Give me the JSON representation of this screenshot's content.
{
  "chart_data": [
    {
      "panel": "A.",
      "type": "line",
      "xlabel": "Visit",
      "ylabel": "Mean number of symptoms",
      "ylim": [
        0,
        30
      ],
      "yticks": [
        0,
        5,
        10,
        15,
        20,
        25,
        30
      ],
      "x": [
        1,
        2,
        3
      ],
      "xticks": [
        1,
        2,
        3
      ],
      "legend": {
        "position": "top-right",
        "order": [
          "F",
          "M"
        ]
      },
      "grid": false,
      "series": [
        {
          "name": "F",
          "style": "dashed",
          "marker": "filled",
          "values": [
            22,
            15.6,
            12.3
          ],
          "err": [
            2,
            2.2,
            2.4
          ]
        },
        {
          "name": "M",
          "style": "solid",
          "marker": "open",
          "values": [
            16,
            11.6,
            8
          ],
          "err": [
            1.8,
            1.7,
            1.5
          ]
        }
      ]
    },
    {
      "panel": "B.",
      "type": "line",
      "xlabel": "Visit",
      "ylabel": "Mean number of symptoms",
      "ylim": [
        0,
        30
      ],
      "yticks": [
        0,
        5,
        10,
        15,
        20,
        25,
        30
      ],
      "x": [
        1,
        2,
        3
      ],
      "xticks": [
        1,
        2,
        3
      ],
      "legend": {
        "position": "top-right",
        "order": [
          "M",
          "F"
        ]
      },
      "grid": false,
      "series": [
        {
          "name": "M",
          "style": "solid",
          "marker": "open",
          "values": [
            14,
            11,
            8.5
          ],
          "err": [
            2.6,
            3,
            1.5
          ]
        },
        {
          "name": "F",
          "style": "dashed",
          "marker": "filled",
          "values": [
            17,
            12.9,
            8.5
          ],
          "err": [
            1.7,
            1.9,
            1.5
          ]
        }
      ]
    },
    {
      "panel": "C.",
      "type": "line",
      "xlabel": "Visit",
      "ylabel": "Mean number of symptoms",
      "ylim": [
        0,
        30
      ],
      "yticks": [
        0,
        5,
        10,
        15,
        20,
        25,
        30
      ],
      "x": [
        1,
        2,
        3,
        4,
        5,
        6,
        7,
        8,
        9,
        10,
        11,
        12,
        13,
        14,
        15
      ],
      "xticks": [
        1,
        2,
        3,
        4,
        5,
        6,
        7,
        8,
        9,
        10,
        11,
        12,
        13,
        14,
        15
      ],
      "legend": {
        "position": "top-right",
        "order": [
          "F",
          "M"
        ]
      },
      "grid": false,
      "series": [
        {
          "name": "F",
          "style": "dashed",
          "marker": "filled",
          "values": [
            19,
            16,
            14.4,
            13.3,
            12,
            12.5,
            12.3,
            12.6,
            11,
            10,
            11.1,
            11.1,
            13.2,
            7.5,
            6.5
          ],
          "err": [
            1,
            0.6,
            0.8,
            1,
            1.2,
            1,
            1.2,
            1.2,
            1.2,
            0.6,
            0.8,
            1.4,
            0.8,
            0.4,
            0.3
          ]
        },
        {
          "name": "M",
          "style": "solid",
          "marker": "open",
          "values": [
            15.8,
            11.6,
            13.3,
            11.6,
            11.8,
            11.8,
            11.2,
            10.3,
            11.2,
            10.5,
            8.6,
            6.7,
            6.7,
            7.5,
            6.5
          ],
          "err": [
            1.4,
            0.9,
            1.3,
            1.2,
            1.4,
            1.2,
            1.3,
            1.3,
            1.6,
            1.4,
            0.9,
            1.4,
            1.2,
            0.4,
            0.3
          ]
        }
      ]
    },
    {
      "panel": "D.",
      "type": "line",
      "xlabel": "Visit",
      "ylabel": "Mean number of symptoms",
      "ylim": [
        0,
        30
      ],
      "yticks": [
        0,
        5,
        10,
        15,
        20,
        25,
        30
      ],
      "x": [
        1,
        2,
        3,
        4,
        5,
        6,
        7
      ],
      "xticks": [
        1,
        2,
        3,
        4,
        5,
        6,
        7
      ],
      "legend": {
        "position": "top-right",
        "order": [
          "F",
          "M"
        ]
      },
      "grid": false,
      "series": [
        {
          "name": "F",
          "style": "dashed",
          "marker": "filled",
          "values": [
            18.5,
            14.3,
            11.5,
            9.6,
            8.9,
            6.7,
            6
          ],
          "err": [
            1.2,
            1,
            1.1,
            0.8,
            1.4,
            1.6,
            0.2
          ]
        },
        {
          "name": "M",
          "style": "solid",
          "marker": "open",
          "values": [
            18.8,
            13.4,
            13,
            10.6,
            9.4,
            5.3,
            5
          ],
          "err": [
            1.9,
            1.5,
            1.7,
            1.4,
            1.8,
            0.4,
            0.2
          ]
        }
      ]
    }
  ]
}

============

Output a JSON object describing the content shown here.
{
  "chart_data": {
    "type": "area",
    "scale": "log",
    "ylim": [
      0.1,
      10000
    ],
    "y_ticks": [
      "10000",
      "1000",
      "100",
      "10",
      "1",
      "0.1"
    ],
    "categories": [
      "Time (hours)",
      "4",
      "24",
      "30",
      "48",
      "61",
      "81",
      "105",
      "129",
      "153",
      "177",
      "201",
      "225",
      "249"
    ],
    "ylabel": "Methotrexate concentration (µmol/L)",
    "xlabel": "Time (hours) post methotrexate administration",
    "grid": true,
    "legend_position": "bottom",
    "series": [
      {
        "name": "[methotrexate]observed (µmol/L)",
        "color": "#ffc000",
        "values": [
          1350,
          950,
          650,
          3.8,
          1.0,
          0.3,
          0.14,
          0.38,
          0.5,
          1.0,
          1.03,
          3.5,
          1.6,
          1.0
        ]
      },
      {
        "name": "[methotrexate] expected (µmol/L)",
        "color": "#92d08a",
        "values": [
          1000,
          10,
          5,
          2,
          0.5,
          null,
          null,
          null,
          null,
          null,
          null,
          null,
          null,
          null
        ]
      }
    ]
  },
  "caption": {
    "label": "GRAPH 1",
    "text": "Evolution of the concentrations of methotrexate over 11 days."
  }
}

============

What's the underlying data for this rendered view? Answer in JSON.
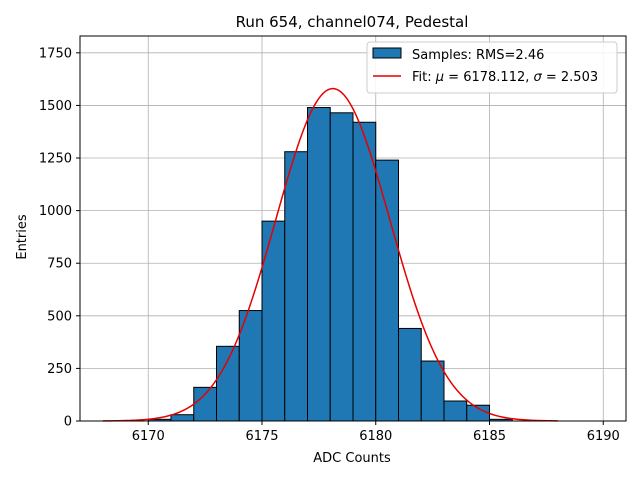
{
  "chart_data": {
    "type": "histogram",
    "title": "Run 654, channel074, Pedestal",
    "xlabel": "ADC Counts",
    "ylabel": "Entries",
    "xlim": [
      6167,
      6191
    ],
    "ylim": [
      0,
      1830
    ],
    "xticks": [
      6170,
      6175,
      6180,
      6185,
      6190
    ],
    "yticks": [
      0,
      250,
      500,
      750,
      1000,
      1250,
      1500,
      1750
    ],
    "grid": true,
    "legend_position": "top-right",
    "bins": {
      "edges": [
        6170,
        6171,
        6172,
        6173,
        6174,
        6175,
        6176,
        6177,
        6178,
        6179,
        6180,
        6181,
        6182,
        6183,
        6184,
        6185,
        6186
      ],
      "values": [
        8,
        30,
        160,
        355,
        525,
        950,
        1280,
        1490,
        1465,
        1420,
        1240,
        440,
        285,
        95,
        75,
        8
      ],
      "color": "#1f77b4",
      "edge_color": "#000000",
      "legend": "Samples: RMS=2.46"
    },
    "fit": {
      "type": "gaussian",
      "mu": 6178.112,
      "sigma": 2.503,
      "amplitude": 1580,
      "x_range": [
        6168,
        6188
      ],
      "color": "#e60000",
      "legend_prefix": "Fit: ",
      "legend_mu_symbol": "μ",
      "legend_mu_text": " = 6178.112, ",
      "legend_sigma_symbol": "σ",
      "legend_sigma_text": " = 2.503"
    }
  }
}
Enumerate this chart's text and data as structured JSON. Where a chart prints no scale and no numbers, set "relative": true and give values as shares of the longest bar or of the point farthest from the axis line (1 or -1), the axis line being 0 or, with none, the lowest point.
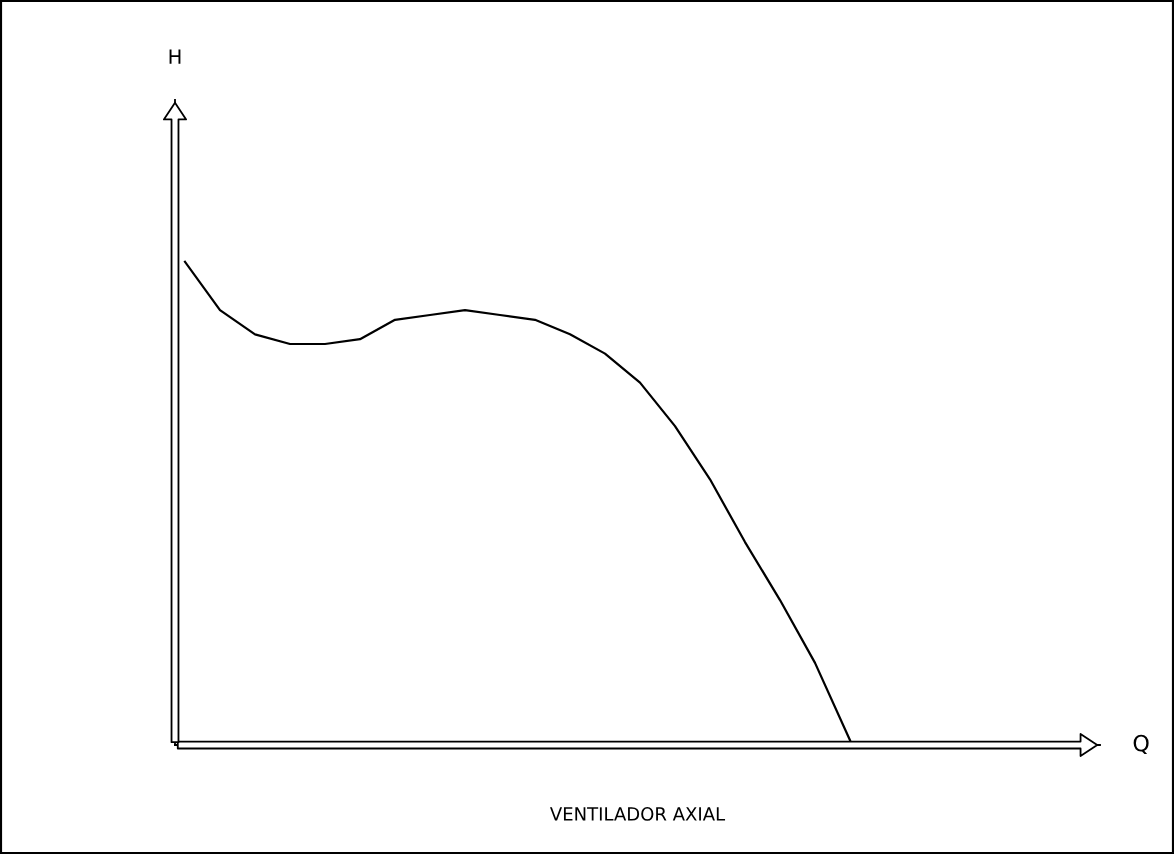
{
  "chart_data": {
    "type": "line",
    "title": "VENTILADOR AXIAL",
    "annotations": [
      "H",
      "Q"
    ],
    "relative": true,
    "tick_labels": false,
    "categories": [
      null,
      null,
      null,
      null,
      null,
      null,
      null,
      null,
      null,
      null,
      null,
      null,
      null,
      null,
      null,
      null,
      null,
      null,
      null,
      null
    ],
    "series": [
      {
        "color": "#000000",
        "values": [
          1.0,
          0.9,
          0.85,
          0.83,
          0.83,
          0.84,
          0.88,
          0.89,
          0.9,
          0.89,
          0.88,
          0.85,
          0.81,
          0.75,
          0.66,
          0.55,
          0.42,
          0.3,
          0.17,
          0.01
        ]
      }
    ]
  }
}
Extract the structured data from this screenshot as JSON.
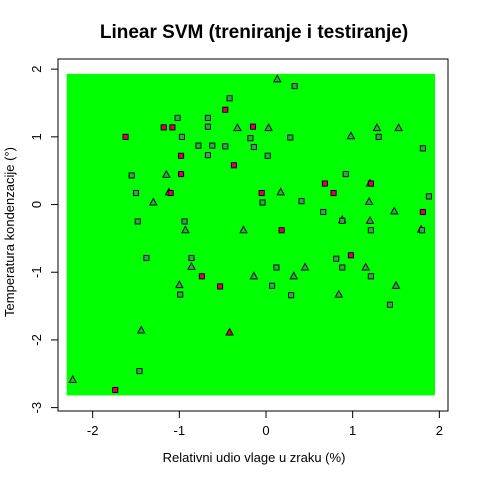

============

### GIVEN PROBLEM
Lines from the one with "Enumerate this chart's" through the one with "Extract the structured" are the only ones to quote. Quote them exactly and leave out pictures.

### THE OUTPUT
Enumerate this chart's text and data as structured JSON. Where a chart prints no scale and no numbers, set "relative": true and give values as shares of the longest bar or of the point farthest from the axis line (1 or -1), the axis line being 0 or, with none, the lowest point.
{
  "chart_data": {
    "type": "line",
    "title": "VENTILADOR AXIAL",
    "annotations": [
      "H",
      "Q"
    ],
    "relative": true,
    "tick_labels": false,
    "categories": [
      null,
      null,
      null,
      null,
      null,
      null,
      null,
      null,
      null,
      null,
      null,
      null,
      null,
      null,
      null,
      null,
      null,
      null,
      null,
      null
    ],
    "series": [
      {
        "color": "#000000",
        "values": [
          1.0,
          0.9,
          0.85,
          0.83,
          0.83,
          0.84,
          0.88,
          0.89,
          0.9,
          0.89,
          0.88,
          0.85,
          0.81,
          0.75,
          0.66,
          0.55,
          0.42,
          0.3,
          0.17,
          0.01
        ]
      }
    ]
  }
}
Extract the structured data from this screenshot as JSON.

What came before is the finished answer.